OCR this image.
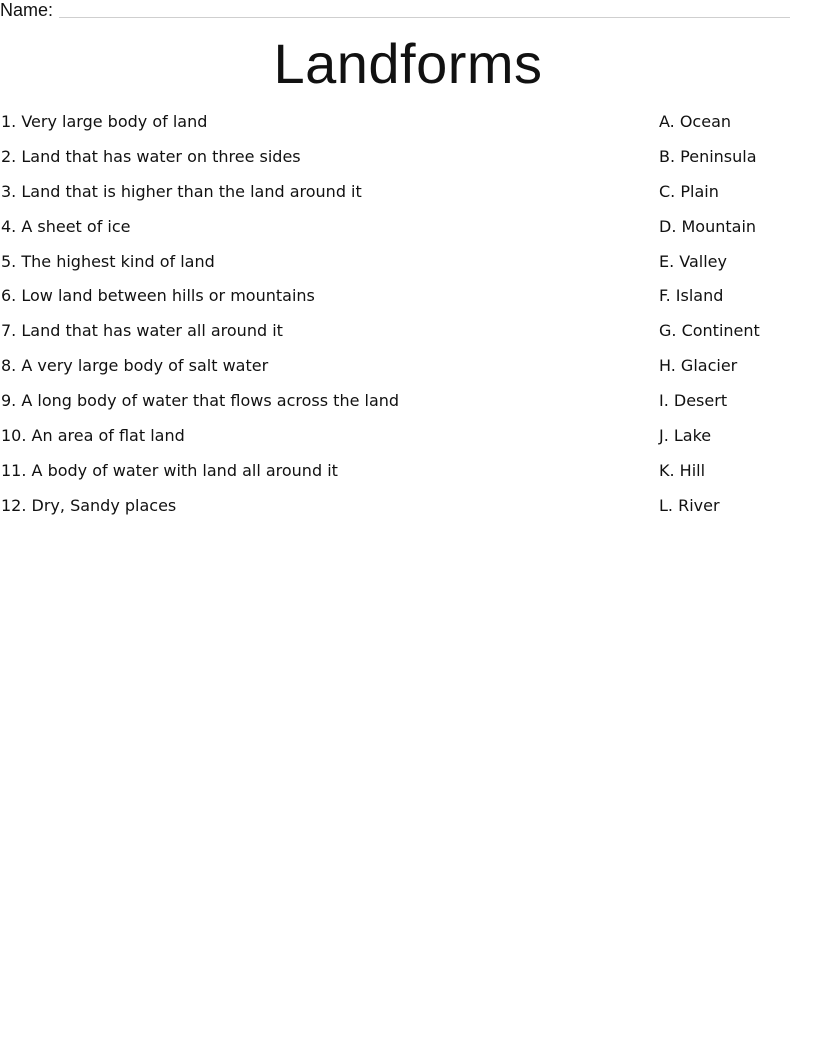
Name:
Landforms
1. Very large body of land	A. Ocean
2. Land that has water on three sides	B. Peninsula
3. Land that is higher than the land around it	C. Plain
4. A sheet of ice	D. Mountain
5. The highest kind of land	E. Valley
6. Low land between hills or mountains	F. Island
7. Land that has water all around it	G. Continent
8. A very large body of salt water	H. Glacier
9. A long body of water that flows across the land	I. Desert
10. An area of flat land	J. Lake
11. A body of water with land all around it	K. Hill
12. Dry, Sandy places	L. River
++++++++++
## YOUR GOAL:
Transcribe each entry above exactly, apart from the pictures.

## ANSWER TO THE PROBLEM:
OCR this image.
Name:
Landforms
1. Very large body of land	A. Ocean
2. Land that has water on three sides	B. Peninsula
3. Land that is higher than the land around it	C. Plain
4. A sheet of ice	D. Mountain
5. The highest kind of land	E. Valley
6. Low land between hills or mountains	F. Island
7. Land that has water all around it	G. Continent
8. A very large body of salt water	H. Glacier
9. A long body of water that flows across the land	I. Desert
10. An area of flat land	J. Lake
11. A body of water with land all around it	K. Hill
12. Dry, Sandy places	L. River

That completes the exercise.